DOCUMENT EXTRACT>

# any of u guys showing up at waterfest???



## bklnstunt718 (May 30, 2007)

picture of your car...


----------



## NJTT225 (Jun 8, 2009)

Yah i'll be there i have no idea how to post a pic of my TT ... Its black with black axis crux wheels and much more plate is usy48n


----------



## Neb (Jan 25, 2005)

*Re: (NJTT225)*

h20 for me..


----------



## 00_Bora (Oct 15, 2005)

*FV-QR*

might show up. just bought my tt so no recent pics right now.
just a stubby and B&B catback exhaust for now...


----------



## DuBSPEED22 (Mar 12, 2007)

*Re: any of u guys showing up at waterfest??? (bklnstunt718)*

Ill be there http://****************.com/smile/emthup.gif


----------



## bvgoosedd (Mar 5, 2009)

I'll be there so will my tt hopefully







it's in the shop! just terrible


----------



## dubdub13 (Feb 21, 2008)

*FV-QR*

most likely i'll be there and trying to come up with the rest of the dough to get apr chipped while i'm there. i'll post a pic later


----------



## brat2 (Feb 9, 2006)

*Re: any of u guys showing up at waterfest??? (bklnstunt718)*

where is waterfest anyways? How much is it to get apr chipped wile there?

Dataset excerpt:
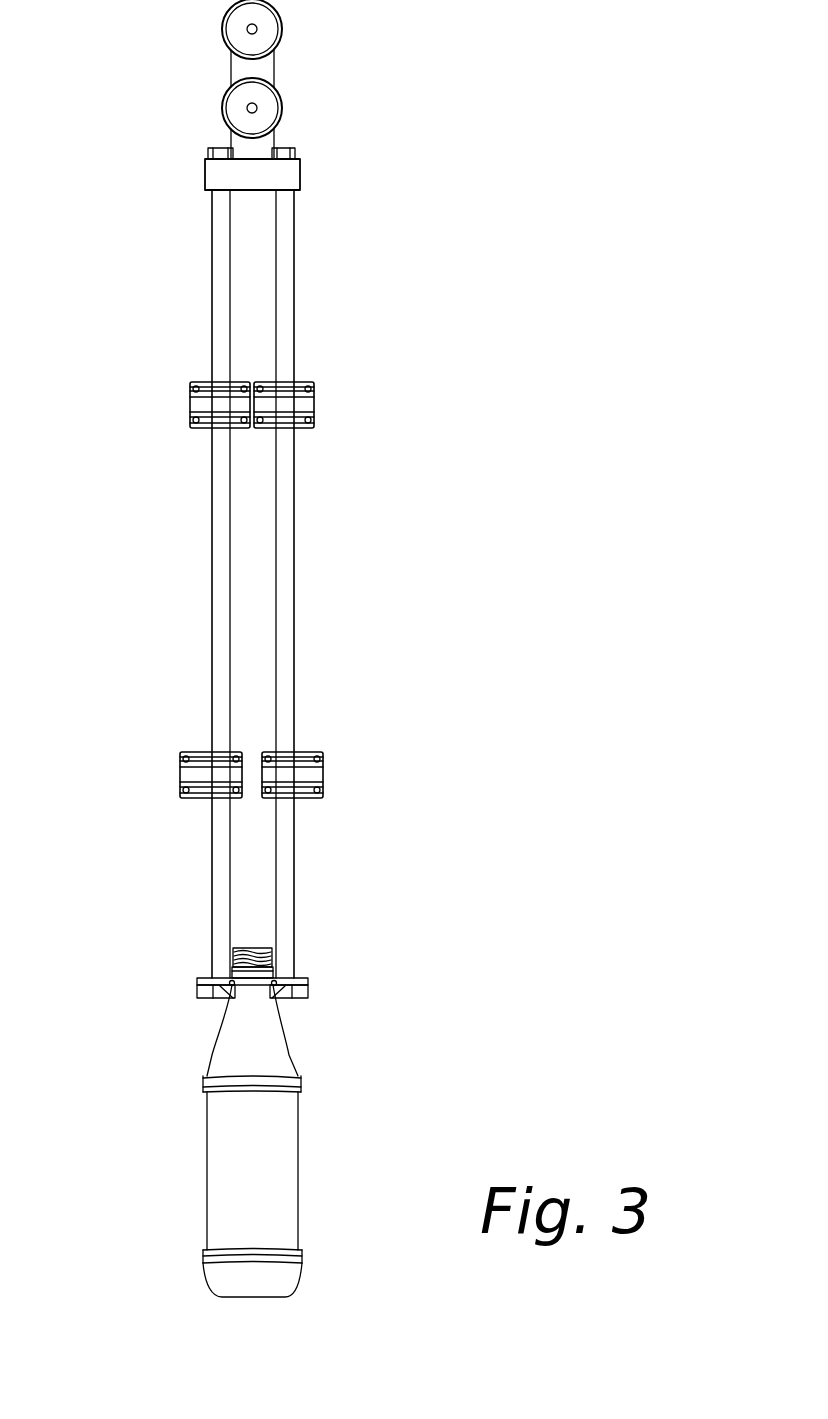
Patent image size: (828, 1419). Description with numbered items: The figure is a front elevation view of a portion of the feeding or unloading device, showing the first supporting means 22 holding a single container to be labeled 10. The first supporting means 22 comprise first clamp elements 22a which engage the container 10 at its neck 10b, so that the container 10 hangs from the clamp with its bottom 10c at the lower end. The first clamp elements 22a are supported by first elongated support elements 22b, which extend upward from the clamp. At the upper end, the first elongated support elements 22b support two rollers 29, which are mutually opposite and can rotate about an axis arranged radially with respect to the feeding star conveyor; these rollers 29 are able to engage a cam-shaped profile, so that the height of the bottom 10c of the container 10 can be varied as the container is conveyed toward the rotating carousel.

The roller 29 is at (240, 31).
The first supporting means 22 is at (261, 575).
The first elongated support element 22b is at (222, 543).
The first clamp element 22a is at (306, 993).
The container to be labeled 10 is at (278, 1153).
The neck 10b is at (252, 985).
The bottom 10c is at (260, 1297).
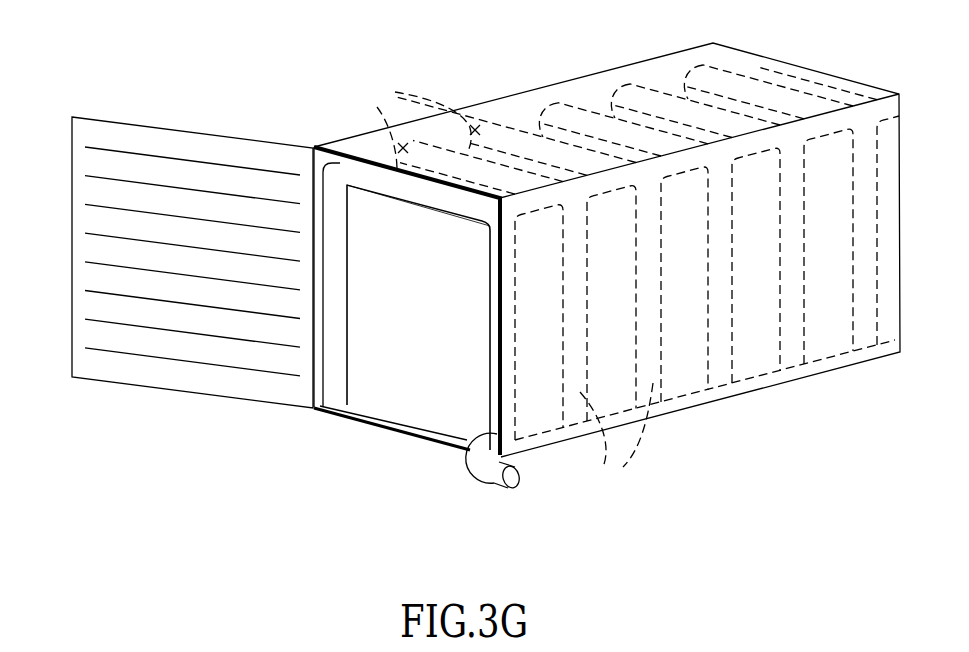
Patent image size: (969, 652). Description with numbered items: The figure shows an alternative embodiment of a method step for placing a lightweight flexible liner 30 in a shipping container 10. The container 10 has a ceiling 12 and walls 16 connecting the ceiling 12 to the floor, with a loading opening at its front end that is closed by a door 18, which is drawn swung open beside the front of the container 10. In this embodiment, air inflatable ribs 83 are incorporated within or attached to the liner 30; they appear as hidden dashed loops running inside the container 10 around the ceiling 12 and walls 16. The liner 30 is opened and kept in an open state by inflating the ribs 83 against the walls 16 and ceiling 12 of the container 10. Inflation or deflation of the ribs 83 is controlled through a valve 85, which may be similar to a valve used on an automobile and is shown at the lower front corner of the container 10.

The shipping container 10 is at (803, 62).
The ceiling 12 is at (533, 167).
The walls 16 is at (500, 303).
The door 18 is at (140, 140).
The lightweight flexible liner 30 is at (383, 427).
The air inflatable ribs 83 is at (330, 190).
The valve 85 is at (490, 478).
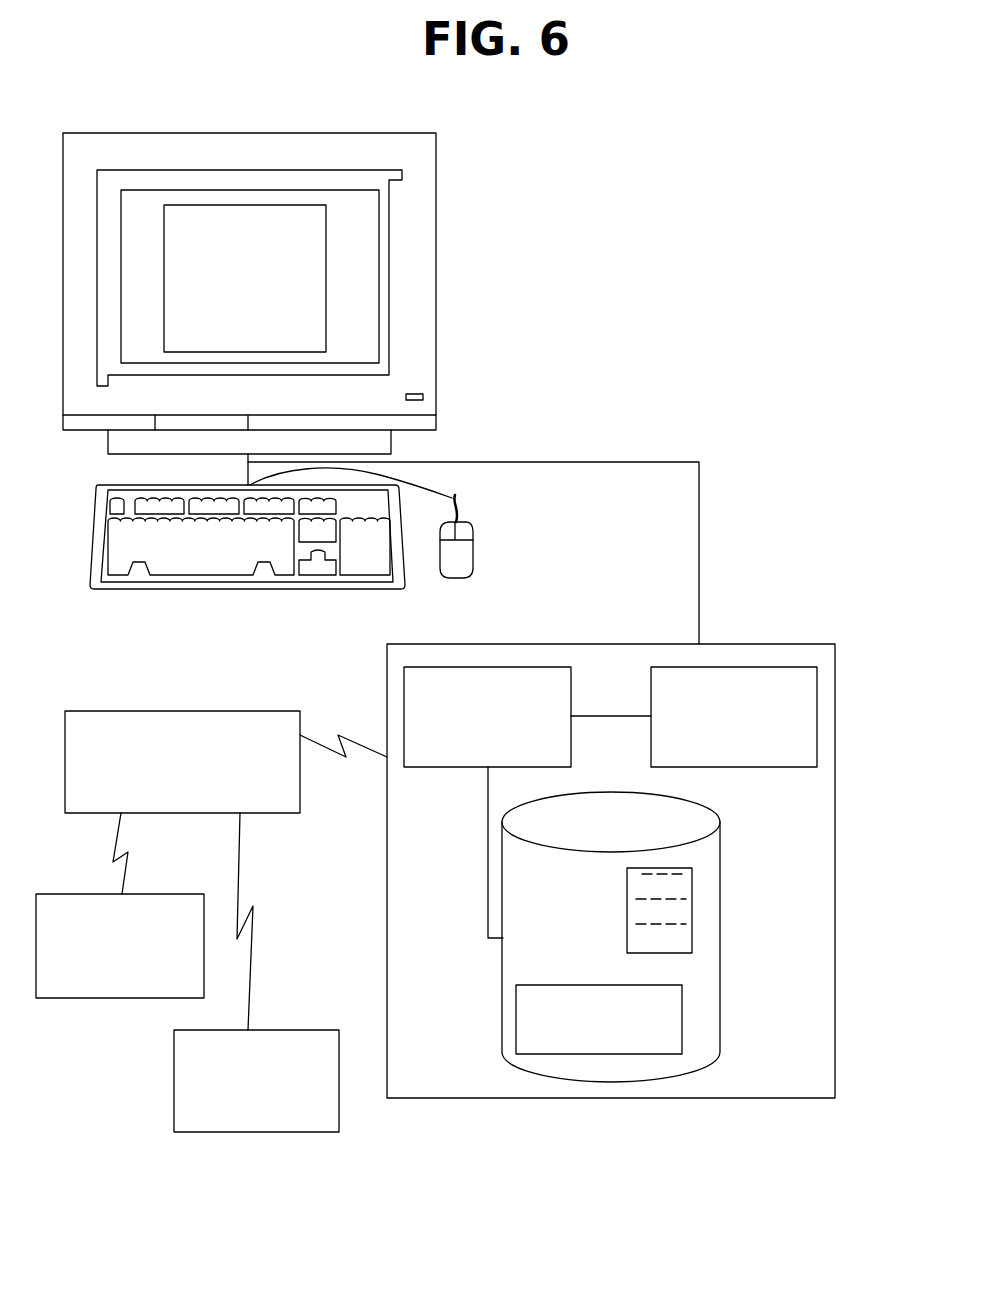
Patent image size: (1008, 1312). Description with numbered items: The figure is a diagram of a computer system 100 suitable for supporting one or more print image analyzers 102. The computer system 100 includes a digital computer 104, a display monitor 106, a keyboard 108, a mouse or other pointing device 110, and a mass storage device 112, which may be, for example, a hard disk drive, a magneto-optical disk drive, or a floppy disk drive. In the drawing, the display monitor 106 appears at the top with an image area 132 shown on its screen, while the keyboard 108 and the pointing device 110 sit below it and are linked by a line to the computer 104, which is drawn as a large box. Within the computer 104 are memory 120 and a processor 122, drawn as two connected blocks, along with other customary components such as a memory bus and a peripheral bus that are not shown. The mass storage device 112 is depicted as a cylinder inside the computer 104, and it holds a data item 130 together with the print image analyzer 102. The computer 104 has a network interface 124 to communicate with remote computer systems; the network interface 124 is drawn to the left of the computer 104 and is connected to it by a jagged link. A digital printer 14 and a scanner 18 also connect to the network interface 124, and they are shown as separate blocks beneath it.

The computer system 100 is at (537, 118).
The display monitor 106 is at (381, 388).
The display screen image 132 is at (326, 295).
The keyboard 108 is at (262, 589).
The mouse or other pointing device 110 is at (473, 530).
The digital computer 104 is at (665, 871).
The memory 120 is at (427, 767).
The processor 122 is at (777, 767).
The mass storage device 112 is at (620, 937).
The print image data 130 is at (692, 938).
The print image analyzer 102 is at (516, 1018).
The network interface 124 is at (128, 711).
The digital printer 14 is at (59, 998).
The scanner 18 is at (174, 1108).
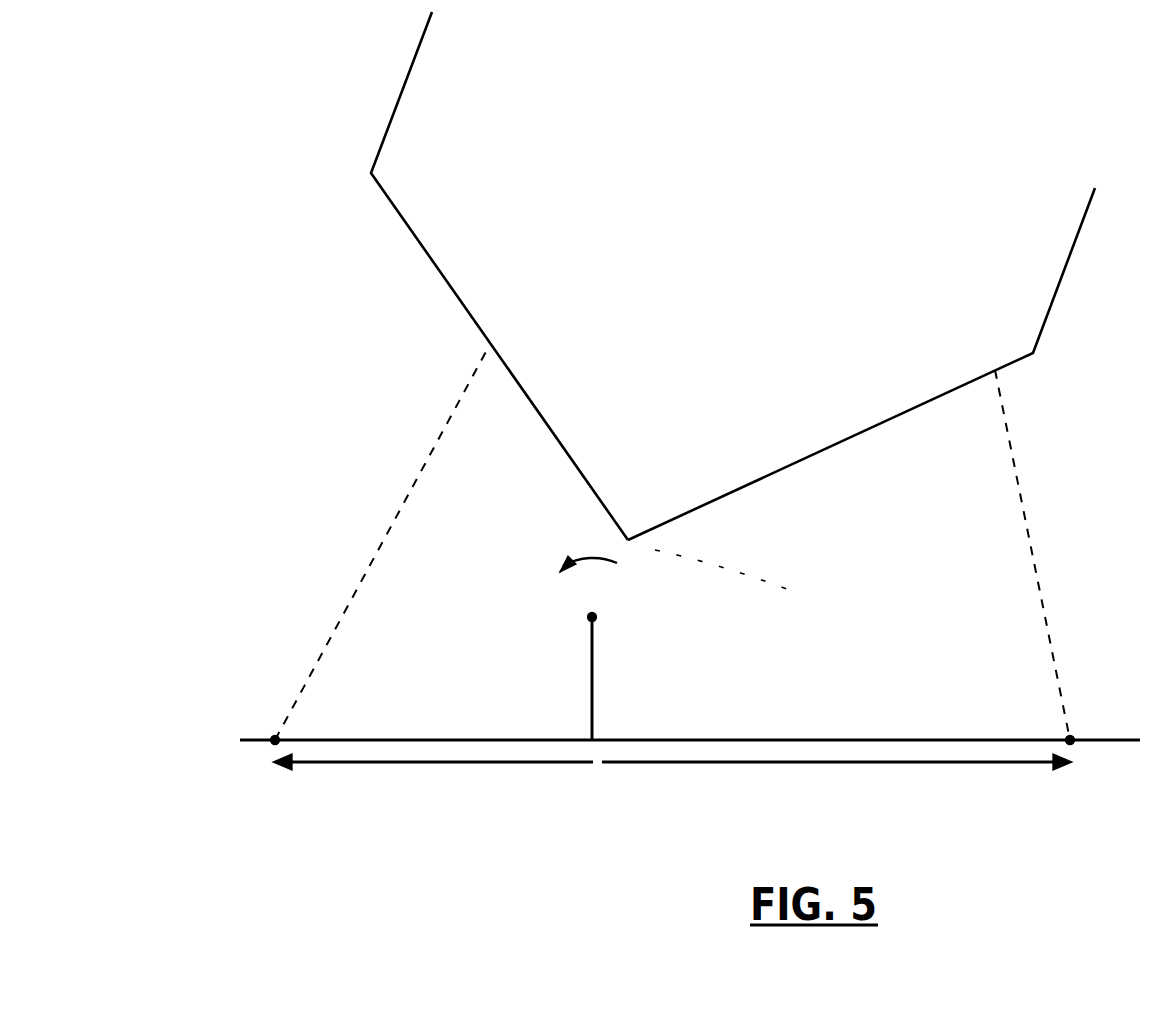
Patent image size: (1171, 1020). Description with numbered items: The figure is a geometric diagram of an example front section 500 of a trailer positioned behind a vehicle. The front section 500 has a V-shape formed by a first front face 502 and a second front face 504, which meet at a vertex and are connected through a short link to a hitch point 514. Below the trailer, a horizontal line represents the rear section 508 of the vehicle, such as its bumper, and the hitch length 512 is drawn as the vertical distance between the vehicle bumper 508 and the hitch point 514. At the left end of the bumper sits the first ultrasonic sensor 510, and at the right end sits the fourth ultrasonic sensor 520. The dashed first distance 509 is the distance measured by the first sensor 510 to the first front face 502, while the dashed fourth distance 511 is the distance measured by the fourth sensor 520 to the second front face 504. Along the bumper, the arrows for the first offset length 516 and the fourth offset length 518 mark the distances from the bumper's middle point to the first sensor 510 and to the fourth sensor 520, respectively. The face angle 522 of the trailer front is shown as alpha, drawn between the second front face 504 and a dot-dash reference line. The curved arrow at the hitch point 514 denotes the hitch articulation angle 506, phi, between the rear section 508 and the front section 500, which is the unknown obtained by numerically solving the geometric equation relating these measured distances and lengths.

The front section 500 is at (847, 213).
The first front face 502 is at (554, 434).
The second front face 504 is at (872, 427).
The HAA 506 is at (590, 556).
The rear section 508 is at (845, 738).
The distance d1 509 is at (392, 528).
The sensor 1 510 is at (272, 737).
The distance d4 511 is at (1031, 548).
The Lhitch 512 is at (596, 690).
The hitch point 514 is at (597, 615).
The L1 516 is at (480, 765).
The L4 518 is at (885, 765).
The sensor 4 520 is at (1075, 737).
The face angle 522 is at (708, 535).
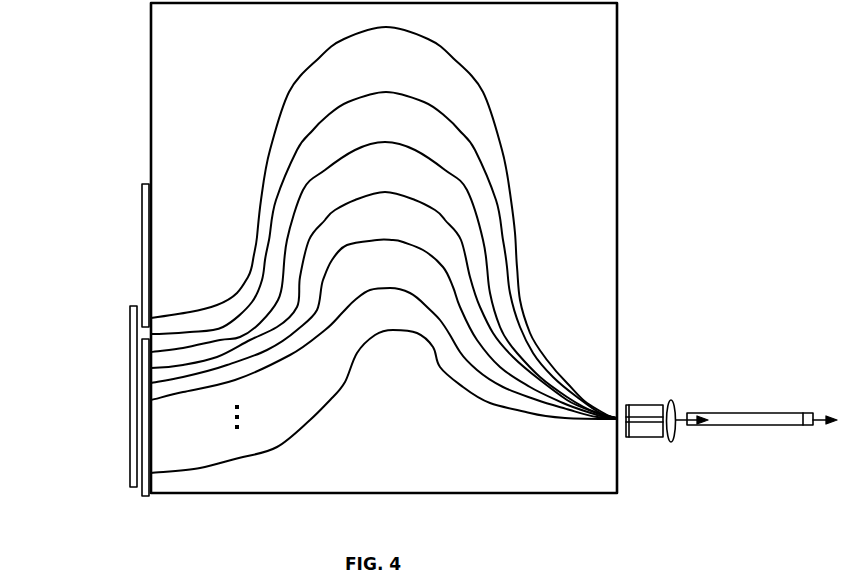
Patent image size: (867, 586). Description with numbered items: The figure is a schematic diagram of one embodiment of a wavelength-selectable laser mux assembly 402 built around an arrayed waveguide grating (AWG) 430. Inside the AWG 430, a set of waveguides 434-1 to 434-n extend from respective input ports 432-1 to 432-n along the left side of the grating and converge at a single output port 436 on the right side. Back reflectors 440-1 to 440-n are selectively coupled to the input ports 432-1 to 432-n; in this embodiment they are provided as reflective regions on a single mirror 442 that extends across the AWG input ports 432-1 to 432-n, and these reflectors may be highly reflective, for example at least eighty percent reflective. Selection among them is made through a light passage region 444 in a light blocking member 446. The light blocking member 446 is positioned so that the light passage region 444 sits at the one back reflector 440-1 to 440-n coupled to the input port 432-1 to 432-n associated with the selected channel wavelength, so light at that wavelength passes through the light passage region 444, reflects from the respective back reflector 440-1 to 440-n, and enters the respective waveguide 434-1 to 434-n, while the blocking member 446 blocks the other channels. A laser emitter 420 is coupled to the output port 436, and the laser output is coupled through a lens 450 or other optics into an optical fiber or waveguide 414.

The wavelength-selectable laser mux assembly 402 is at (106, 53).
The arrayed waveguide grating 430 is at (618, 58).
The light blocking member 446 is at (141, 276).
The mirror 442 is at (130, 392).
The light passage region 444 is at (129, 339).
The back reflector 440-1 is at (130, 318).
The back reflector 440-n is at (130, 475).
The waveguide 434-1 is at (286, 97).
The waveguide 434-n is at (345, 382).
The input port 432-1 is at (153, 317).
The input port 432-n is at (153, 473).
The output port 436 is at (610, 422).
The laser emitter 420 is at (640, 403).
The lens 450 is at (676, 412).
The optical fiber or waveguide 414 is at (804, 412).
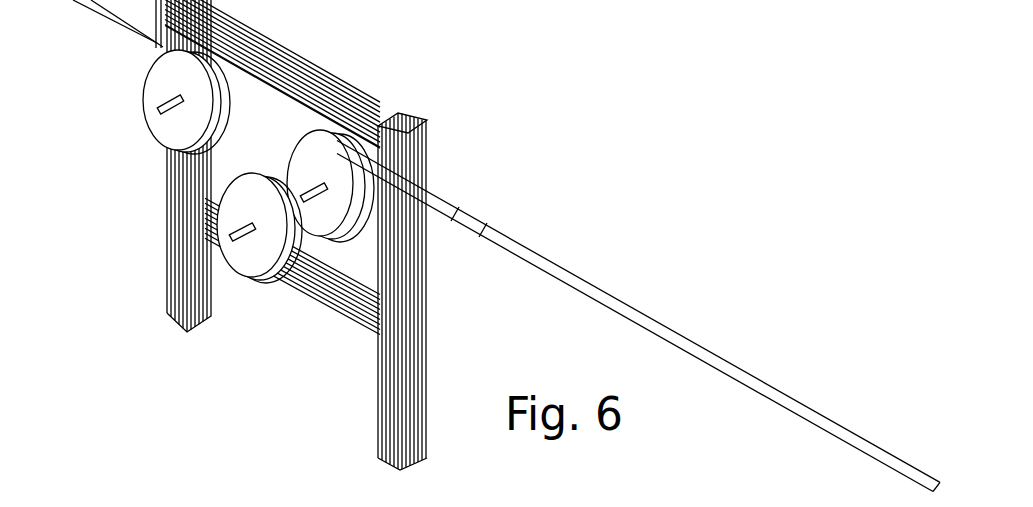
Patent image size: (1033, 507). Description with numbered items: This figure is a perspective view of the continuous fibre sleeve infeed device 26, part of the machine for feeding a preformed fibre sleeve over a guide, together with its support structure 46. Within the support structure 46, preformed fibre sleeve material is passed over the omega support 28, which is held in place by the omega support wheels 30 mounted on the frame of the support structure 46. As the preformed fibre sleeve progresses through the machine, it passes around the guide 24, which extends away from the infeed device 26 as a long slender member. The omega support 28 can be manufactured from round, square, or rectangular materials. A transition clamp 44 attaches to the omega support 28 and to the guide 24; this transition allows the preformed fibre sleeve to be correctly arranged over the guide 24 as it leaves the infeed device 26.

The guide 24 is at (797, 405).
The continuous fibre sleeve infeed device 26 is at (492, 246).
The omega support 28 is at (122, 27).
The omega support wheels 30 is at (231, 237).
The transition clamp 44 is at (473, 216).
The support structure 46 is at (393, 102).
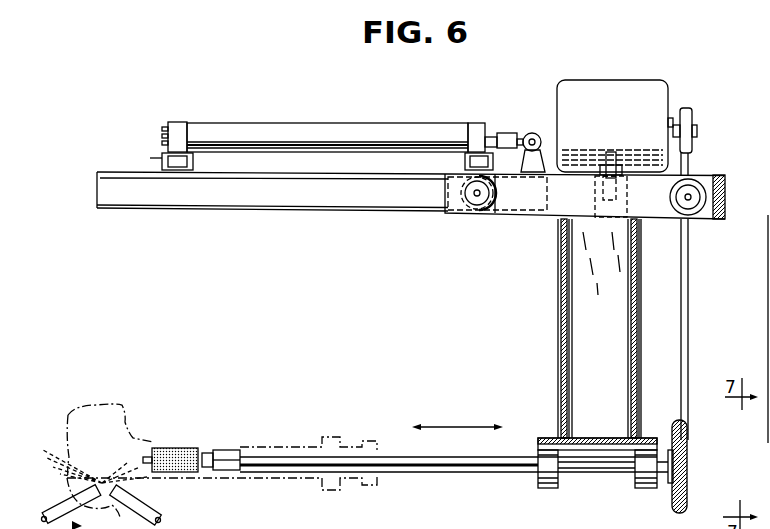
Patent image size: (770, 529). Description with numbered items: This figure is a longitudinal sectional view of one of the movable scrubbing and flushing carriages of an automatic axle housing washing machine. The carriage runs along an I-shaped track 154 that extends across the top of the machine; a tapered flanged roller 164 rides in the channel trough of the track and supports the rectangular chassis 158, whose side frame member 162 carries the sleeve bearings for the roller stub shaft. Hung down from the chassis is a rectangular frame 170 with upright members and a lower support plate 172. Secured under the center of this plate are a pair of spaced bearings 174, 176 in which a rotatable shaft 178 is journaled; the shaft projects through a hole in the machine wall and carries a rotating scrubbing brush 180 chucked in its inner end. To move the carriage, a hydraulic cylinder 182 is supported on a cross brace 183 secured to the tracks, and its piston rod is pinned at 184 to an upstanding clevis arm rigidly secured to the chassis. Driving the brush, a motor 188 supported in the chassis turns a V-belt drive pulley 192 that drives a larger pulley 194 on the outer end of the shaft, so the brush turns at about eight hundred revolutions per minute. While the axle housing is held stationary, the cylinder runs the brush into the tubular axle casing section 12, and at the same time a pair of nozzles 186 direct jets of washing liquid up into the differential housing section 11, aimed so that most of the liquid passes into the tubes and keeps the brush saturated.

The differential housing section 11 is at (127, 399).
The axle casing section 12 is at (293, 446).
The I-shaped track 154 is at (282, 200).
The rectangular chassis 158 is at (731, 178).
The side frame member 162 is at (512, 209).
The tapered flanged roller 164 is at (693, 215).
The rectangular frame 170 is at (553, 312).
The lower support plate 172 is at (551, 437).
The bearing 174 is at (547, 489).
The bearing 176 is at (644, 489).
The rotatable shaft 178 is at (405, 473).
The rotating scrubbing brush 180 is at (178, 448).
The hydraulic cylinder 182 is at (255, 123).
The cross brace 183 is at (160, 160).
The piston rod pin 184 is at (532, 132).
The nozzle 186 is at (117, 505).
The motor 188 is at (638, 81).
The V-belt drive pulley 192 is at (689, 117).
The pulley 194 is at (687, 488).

DIRECTIVE 1> Please transcribe the Waterfest thread word for word, starting with "## 00_Bora (Oct" and going on through "(Mar 12, 2007)".
DIRECTIVE 2> List the usernames of everyone who posted in the Waterfest thread.

FULL ANSWER 1>
## 00_Bora (Oct 15, 2005)

*FV-QR*

might show up. just bought my tt so no recent pics right now.
just a stubby and B&B catback exhaust for now...


----------



## DuBSPEED22 (Mar 12, 2007)

FULL ANSWER 2>
bklnstunt718
NJTT225
Neb
00_Bora
DuBSPEED22
bvgoosedd
dubdub13
brat2